SUPPLIED INFORMATION
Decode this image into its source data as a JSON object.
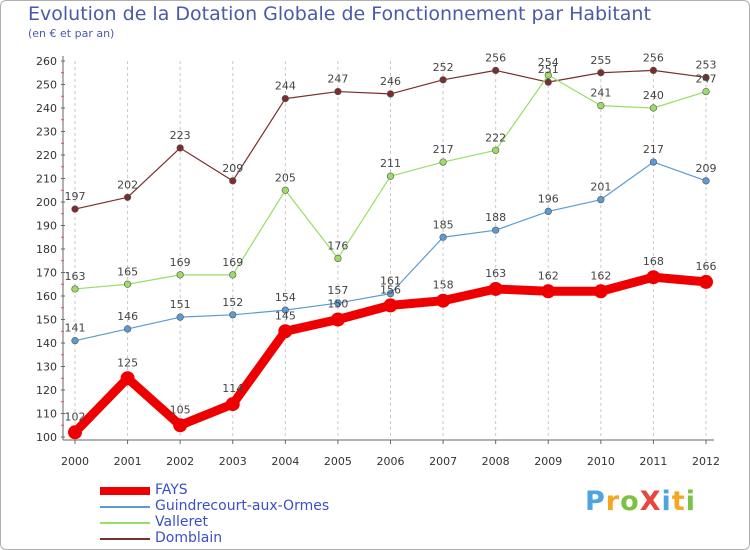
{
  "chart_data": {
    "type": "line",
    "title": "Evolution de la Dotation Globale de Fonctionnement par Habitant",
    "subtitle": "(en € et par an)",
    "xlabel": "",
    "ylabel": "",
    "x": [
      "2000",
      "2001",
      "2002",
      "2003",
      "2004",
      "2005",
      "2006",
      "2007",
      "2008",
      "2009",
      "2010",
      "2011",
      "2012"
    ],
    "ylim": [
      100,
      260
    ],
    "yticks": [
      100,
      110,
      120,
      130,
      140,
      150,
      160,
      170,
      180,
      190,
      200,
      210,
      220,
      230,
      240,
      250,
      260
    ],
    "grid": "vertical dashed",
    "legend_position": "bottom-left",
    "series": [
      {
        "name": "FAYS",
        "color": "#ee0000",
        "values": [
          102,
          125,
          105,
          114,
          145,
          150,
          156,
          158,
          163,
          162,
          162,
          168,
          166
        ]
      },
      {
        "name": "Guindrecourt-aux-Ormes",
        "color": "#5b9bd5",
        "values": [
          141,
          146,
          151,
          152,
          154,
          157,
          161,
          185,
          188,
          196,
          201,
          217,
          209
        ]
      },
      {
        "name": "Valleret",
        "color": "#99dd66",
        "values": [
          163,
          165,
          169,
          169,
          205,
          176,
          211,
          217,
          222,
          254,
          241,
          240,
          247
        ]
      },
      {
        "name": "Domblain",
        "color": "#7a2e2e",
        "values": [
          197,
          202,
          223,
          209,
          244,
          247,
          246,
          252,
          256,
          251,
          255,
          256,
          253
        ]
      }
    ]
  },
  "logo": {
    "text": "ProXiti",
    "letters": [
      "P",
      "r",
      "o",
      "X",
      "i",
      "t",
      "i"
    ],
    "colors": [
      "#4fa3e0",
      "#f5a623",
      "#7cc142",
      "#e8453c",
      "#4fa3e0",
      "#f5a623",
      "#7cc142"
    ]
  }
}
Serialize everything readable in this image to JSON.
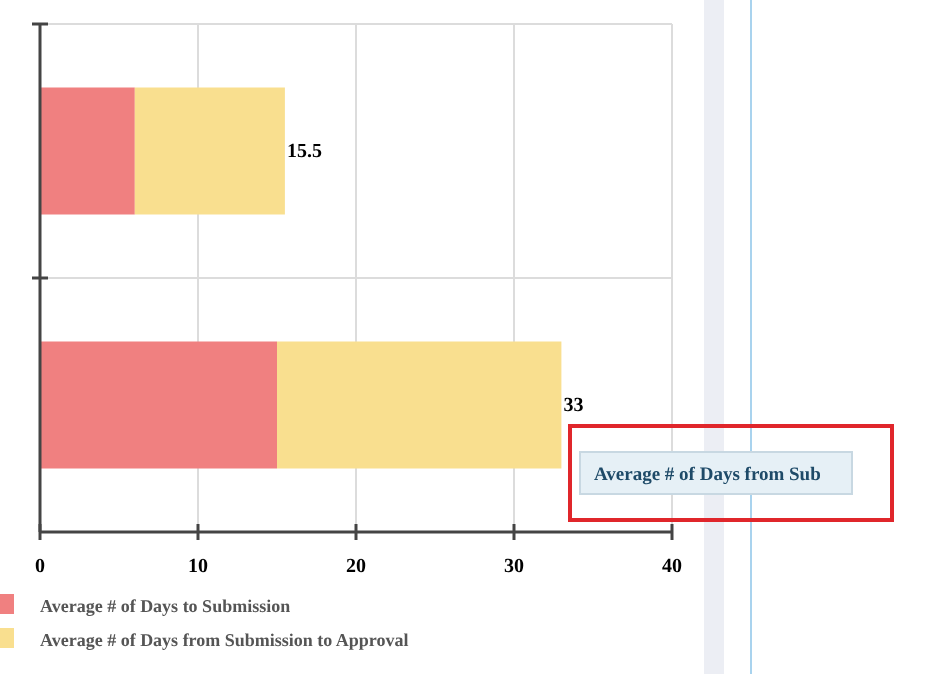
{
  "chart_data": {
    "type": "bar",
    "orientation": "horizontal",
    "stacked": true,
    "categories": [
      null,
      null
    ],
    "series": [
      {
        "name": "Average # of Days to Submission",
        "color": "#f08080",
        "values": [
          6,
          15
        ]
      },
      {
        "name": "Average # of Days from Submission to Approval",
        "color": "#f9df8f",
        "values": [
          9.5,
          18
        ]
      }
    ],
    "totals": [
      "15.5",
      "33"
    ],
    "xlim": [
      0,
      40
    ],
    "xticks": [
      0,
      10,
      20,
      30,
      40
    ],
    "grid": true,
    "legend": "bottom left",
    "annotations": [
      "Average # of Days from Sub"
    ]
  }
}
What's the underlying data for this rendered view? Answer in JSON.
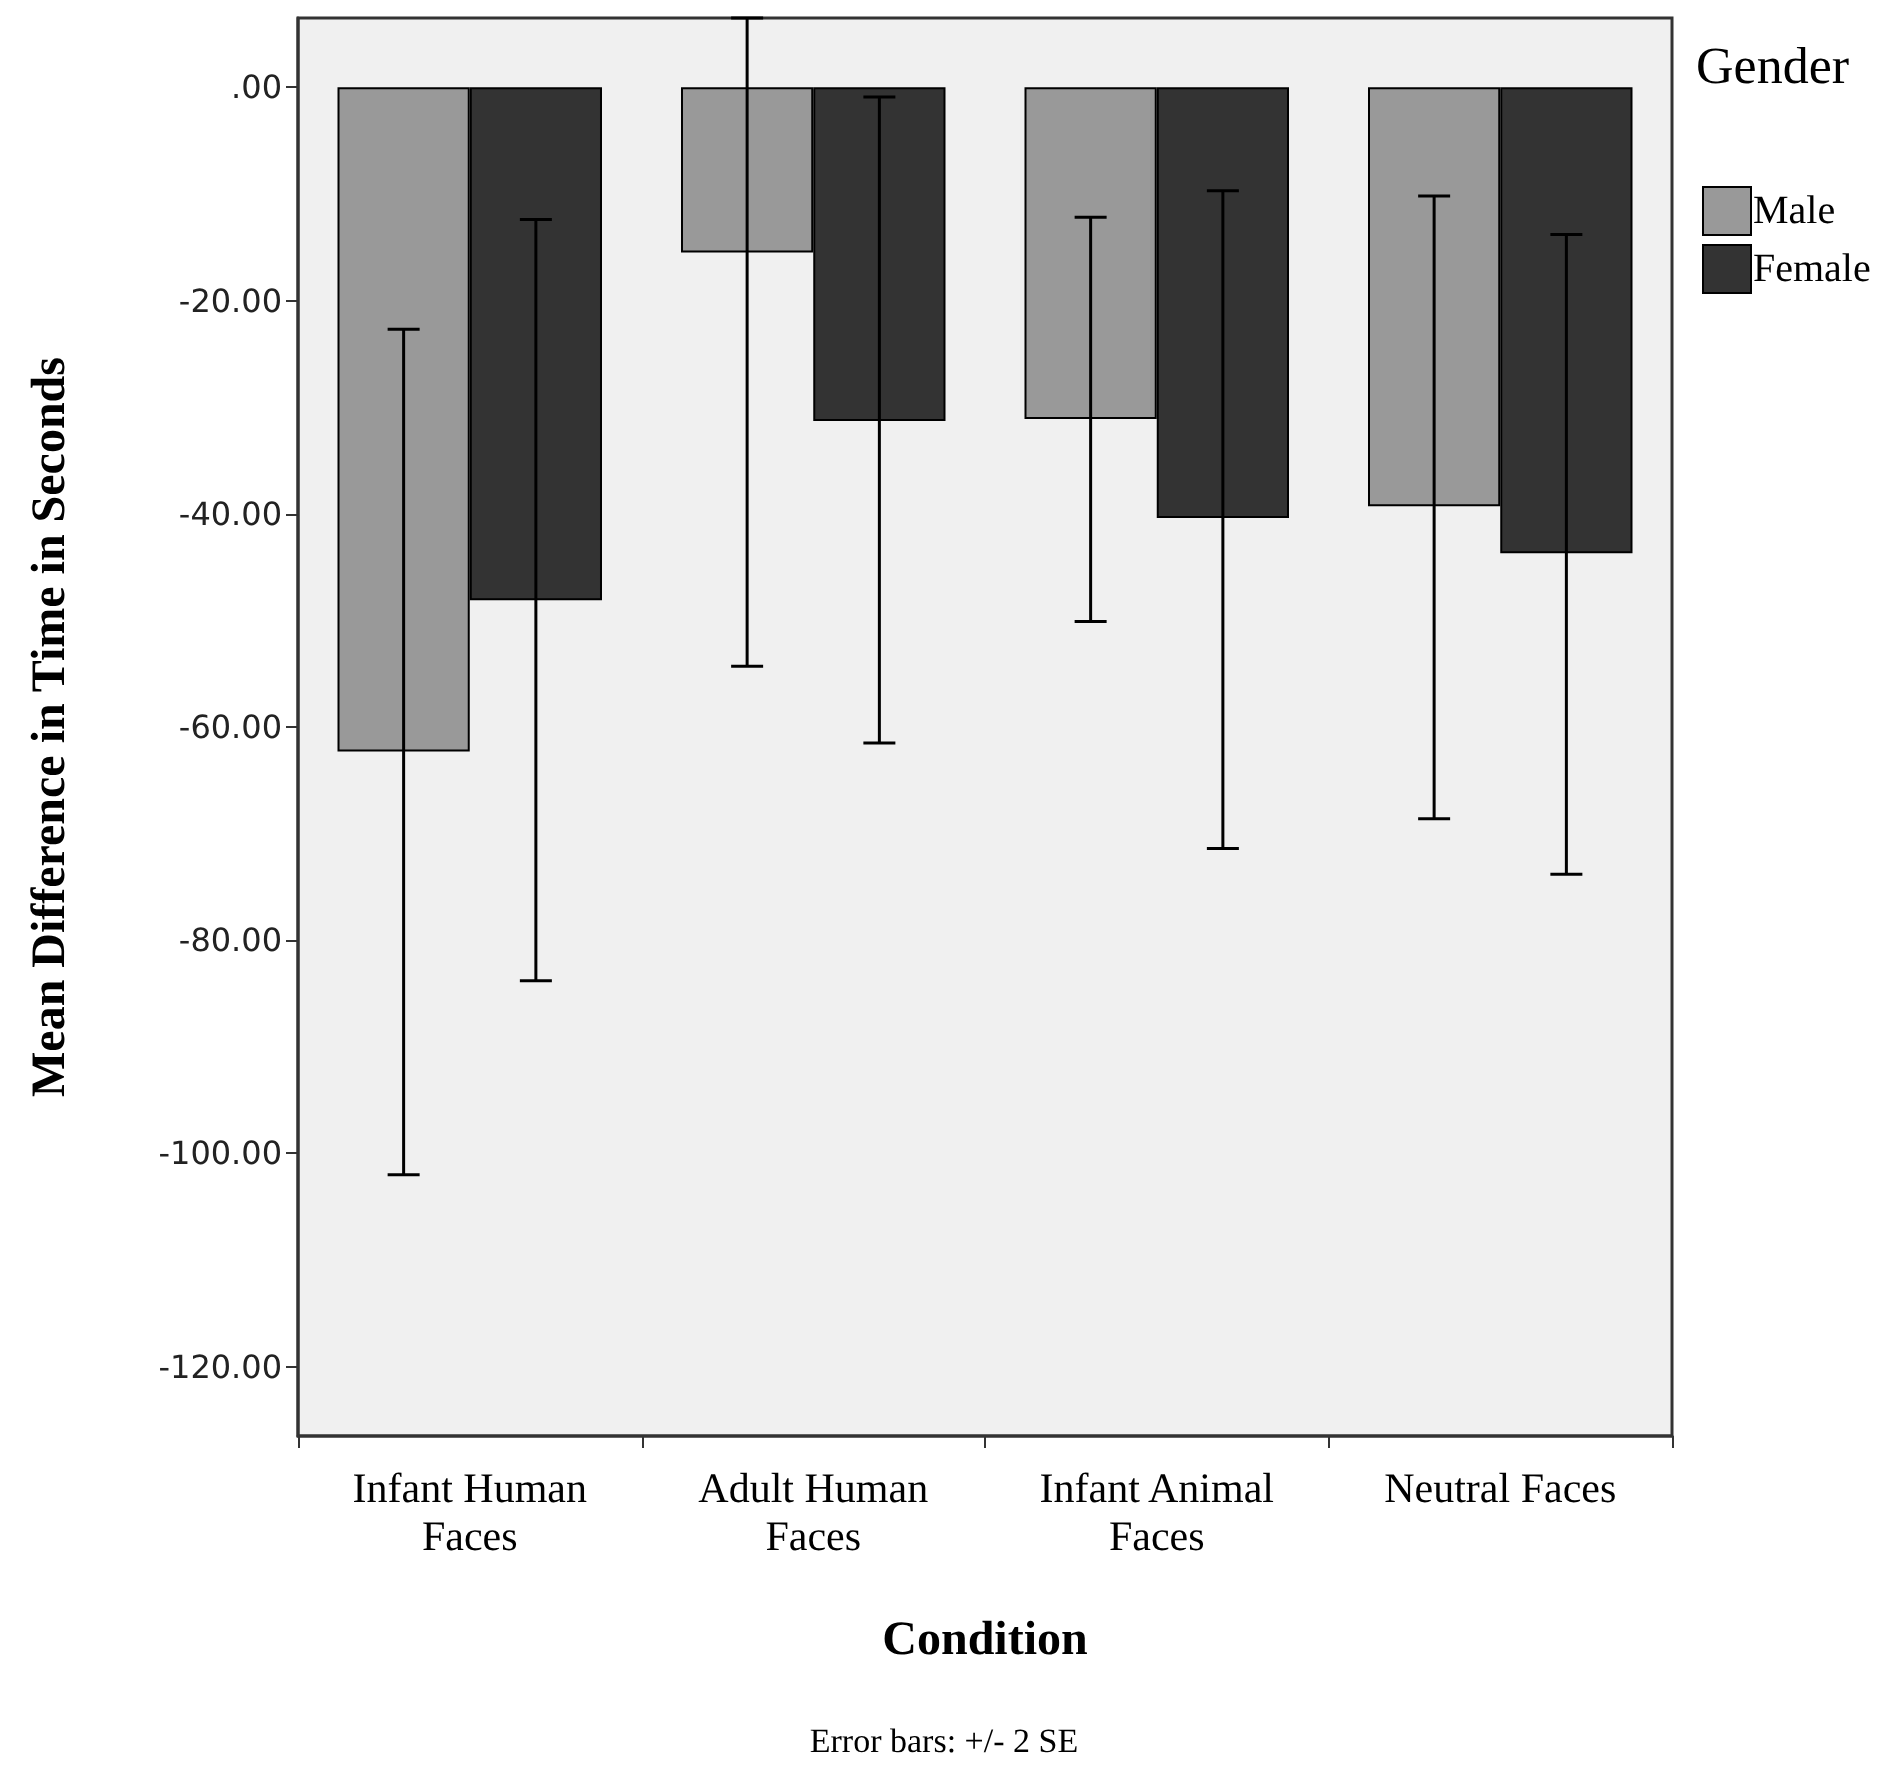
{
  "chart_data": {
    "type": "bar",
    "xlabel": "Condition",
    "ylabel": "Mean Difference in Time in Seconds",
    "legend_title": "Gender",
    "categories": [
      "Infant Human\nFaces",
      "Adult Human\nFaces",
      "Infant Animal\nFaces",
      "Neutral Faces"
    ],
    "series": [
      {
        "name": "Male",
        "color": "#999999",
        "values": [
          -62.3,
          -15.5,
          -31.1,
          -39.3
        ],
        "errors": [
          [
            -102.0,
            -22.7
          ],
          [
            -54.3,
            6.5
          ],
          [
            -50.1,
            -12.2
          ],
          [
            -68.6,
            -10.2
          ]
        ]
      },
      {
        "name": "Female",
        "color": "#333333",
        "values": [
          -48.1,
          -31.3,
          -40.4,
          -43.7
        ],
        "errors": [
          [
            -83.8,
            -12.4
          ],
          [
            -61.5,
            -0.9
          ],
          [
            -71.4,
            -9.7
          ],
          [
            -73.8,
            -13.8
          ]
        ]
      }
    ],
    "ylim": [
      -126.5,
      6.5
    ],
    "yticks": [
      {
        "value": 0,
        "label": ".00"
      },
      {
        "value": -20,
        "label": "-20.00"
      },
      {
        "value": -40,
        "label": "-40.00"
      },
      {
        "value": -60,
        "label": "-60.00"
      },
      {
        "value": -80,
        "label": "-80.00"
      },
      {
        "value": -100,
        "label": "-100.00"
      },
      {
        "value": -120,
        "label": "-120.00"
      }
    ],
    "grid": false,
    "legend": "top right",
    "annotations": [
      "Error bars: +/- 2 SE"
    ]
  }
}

TASK INSTRUCTIONS
Repeat the listing in full and exactly. Leave any pictures out.

EXERCISE OUTPUT
Decode this image into its source data as a JSON object.
{
  "chart_data": {
    "type": "line",
    "title": "Evolution de la Dotation Globale de Fonctionnement par Habitant",
    "subtitle": "(en € et par an)",
    "xlabel": "",
    "ylabel": "",
    "x": [
      "2000",
      "2001",
      "2002",
      "2003",
      "2004",
      "2005",
      "2006",
      "2007",
      "2008",
      "2009",
      "2010",
      "2011",
      "2012"
    ],
    "ylim": [
      100,
      260
    ],
    "yticks": [
      100,
      110,
      120,
      130,
      140,
      150,
      160,
      170,
      180,
      190,
      200,
      210,
      220,
      230,
      240,
      250,
      260
    ],
    "grid": "vertical dashed",
    "legend_position": "bottom-left",
    "series": [
      {
        "name": "FAYS",
        "color": "#ee0000",
        "values": [
          102,
          125,
          105,
          114,
          145,
          150,
          156,
          158,
          163,
          162,
          162,
          168,
          166
        ]
      },
      {
        "name": "Guindrecourt-aux-Ormes",
        "color": "#5b9bd5",
        "values": [
          141,
          146,
          151,
          152,
          154,
          157,
          161,
          185,
          188,
          196,
          201,
          217,
          209
        ]
      },
      {
        "name": "Valleret",
        "color": "#99dd66",
        "values": [
          163,
          165,
          169,
          169,
          205,
          176,
          211,
          217,
          222,
          254,
          241,
          240,
          247
        ]
      },
      {
        "name": "Domblain",
        "color": "#7a2e2e",
        "values": [
          197,
          202,
          223,
          209,
          244,
          247,
          246,
          252,
          256,
          251,
          255,
          256,
          253
        ]
      }
    ]
  },
  "logo": {
    "text": "ProXiti",
    "letters": [
      "P",
      "r",
      "o",
      "X",
      "i",
      "t",
      "i"
    ],
    "colors": [
      "#4fa3e0",
      "#f5a623",
      "#7cc142",
      "#e8453c",
      "#4fa3e0",
      "#f5a623",
      "#7cc142"
    ]
  }
}
Serialize everything readable in this image to JSON.
{
  "chart_data": {
    "type": "bar",
    "orientation": "horizontal",
    "stacked": true,
    "categories": [
      null,
      null
    ],
    "series": [
      {
        "name": "Average # of Days to Submission",
        "color": "#f08080",
        "values": [
          6,
          15
        ]
      },
      {
        "name": "Average # of Days from Submission to Approval",
        "color": "#f9df8f",
        "values": [
          9.5,
          18
        ]
      }
    ],
    "totals": [
      "15.5",
      "33"
    ],
    "xlim": [
      0,
      40
    ],
    "xticks": [
      0,
      10,
      20,
      30,
      40
    ],
    "grid": true,
    "legend": "bottom left",
    "annotations": [
      "Average # of Days from Sub"
    ]
  }
}
What's the underlying data for this rendered view? Answer in JSON.
{
  "chart_data": {
    "type": "bar",
    "xlabel": "Condition",
    "ylabel": "Mean Difference in Time in Seconds",
    "legend_title": "Gender",
    "categories": [
      "Infant Human\nFaces",
      "Adult Human\nFaces",
      "Infant Animal\nFaces",
      "Neutral Faces"
    ],
    "series": [
      {
        "name": "Male",
        "color": "#999999",
        "values": [
          -62.3,
          -15.5,
          -31.1,
          -39.3
        ],
        "errors": [
          [
            -102.0,
            -22.7
          ],
          [
            -54.3,
            6.5
          ],
          [
            -50.1,
            -12.2
          ],
          [
            -68.6,
            -10.2
          ]
        ]
      },
      {
        "name": "Female",
        "color": "#333333",
        "values": [
          -48.1,
          -31.3,
          -40.4,
          -43.7
        ],
        "errors": [
          [
            -83.8,
            -12.4
          ],
          [
            -61.5,
            -0.9
          ],
          [
            -71.4,
            -9.7
          ],
          [
            -73.8,
            -13.8
          ]
        ]
      }
    ],
    "ylim": [
      -126.5,
      6.5
    ],
    "yticks": [
      {
        "value": 0,
        "label": ".00"
      },
      {
        "value": -20,
        "label": "-20.00"
      },
      {
        "value": -40,
        "label": "-40.00"
      },
      {
        "value": -60,
        "label": "-60.00"
      },
      {
        "value": -80,
        "label": "-80.00"
      },
      {
        "value": -100,
        "label": "-100.00"
      },
      {
        "value": -120,
        "label": "-120.00"
      }
    ],
    "grid": false,
    "legend": "top right",
    "annotations": [
      "Error bars: +/- 2 SE"
    ]
  }
}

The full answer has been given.